▶ [Task to complete] Scan the data below for lines holding the word "föreslås", and copy each line found.

+===+

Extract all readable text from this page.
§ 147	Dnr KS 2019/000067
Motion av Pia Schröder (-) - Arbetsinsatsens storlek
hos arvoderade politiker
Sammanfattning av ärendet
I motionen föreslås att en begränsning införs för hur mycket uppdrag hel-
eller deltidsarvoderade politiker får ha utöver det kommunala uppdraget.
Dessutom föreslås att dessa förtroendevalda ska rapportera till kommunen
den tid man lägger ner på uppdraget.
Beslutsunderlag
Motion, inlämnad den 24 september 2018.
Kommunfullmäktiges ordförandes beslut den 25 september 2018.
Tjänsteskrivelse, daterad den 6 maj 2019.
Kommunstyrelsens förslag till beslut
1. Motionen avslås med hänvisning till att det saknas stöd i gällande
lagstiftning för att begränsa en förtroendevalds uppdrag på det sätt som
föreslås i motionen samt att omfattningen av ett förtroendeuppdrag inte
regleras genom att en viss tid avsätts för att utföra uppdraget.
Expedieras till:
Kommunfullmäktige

+===+

▶ [Response area]
I motionen föreslås att en begränsning införs för hur mycket uppdrag hel-
Dessutom föreslås att dessa förtroendevalda ska rapportera till kommunen
föreslås i motionen samt att omfattningen av ett förtroendeuppdrag inte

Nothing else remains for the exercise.